◆ **Supplied records**:
* * * *

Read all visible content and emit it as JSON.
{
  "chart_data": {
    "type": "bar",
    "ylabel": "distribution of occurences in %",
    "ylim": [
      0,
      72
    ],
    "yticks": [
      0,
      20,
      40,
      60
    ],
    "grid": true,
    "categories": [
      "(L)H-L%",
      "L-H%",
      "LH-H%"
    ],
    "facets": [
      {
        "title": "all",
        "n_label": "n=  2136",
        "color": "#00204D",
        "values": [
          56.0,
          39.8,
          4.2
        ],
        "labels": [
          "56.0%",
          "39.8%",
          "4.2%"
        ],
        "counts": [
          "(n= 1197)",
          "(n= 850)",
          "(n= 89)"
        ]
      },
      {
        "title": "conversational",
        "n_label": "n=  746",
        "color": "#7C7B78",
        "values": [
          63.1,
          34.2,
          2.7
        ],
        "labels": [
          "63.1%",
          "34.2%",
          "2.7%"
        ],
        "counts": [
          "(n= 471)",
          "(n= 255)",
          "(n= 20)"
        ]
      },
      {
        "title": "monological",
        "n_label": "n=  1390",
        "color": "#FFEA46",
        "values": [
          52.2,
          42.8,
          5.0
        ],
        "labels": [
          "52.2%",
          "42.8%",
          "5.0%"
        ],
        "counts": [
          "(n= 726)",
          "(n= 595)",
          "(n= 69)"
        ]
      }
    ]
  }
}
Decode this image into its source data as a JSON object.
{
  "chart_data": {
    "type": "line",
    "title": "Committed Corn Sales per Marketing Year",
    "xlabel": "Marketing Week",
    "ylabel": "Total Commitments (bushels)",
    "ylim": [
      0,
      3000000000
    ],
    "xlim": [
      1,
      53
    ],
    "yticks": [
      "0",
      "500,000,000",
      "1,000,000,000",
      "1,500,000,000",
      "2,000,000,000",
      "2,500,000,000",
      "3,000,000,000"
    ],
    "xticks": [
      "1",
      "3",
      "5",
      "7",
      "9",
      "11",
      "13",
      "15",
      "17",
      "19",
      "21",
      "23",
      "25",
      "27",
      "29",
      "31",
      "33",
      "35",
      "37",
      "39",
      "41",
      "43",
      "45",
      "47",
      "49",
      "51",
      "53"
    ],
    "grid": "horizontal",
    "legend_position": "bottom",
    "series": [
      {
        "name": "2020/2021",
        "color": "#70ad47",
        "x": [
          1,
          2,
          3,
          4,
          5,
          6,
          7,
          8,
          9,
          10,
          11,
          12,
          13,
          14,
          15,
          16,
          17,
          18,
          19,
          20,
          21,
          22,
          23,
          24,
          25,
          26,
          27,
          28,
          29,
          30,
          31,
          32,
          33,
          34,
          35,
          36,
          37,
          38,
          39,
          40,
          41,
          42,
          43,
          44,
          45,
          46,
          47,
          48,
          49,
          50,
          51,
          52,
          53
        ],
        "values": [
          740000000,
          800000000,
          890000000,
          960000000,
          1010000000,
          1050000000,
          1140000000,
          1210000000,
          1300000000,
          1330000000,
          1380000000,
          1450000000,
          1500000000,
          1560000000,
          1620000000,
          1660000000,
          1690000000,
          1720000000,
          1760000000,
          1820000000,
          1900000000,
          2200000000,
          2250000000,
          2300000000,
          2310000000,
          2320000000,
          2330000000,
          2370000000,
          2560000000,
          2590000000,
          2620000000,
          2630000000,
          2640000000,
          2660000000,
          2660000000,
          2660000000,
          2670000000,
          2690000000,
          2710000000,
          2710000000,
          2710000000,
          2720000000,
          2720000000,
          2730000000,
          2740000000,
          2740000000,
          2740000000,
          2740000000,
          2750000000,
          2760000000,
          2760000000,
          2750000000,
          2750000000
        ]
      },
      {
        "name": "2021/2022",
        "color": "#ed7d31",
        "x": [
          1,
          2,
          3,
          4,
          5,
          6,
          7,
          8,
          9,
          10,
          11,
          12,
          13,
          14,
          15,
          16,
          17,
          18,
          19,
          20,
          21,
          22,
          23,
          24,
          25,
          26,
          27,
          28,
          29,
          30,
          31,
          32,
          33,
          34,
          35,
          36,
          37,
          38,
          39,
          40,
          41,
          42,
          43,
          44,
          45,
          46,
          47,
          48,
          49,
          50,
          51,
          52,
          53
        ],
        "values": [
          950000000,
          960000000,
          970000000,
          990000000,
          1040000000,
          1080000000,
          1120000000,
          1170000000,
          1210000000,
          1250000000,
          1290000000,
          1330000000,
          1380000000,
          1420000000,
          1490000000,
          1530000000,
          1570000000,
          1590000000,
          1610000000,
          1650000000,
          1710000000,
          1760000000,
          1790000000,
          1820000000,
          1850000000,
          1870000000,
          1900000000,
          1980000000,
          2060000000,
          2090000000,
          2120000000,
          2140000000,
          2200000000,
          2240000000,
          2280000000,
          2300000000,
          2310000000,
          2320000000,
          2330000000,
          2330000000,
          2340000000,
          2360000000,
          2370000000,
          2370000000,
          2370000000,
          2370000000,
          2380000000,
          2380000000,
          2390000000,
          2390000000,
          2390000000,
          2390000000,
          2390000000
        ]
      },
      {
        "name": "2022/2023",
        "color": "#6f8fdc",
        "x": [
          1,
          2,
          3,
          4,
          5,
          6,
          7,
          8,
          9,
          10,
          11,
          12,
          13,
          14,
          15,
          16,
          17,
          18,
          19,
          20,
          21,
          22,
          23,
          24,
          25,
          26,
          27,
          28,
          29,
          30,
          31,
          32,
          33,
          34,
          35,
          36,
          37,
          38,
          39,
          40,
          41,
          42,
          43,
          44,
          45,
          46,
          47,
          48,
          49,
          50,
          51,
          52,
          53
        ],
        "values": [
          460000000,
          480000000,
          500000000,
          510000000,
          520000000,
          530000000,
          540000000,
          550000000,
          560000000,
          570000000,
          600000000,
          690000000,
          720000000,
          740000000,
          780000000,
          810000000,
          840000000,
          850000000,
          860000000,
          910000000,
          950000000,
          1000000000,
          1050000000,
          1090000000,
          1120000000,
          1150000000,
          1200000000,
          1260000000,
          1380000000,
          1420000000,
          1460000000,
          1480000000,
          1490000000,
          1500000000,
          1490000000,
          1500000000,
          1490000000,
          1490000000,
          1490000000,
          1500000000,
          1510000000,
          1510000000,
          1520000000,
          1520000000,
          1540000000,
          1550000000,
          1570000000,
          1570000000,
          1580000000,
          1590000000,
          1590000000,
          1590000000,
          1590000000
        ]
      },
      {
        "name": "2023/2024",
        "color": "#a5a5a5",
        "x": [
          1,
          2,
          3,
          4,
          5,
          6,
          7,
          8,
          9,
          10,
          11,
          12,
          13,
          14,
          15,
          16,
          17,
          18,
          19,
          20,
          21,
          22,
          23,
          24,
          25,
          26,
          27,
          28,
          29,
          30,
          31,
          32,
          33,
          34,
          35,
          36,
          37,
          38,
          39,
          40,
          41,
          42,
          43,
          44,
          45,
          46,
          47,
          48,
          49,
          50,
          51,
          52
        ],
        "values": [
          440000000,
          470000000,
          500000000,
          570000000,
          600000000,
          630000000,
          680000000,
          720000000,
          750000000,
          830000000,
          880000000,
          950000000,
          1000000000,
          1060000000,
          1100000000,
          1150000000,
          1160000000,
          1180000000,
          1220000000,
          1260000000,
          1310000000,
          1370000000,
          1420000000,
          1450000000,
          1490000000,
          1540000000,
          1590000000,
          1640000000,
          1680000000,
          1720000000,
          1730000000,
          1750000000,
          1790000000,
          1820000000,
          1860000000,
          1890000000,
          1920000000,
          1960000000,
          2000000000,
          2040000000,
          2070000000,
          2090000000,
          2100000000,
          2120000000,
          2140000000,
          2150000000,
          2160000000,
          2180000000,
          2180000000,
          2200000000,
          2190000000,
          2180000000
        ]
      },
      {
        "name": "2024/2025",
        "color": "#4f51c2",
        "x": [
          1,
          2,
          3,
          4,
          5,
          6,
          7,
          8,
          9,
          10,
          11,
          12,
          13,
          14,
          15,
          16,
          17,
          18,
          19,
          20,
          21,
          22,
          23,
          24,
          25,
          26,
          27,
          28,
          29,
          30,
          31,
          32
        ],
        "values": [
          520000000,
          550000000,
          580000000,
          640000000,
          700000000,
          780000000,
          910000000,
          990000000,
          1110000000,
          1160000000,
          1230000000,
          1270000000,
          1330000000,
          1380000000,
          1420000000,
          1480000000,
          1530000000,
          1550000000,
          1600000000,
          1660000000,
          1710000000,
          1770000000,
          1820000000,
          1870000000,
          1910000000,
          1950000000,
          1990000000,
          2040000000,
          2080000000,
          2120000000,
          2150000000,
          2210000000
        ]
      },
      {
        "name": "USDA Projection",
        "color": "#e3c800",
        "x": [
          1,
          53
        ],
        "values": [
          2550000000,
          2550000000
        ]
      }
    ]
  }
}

* * * *

◆ **Written request**:
Gather up every line in the data above that contains the word "color", copying each one.

◆ **Solved exercise**:
        "color": "#00204D",
        "color": "#7C7B78",
        "color": "#FFEA46",
        "color": "#70ad47",
        "color": "#ed7d31",
        "color": "#6f8fdc",
        "color": "#a5a5a5",
        "color": "#4f51c2",
        "color": "#e3c800",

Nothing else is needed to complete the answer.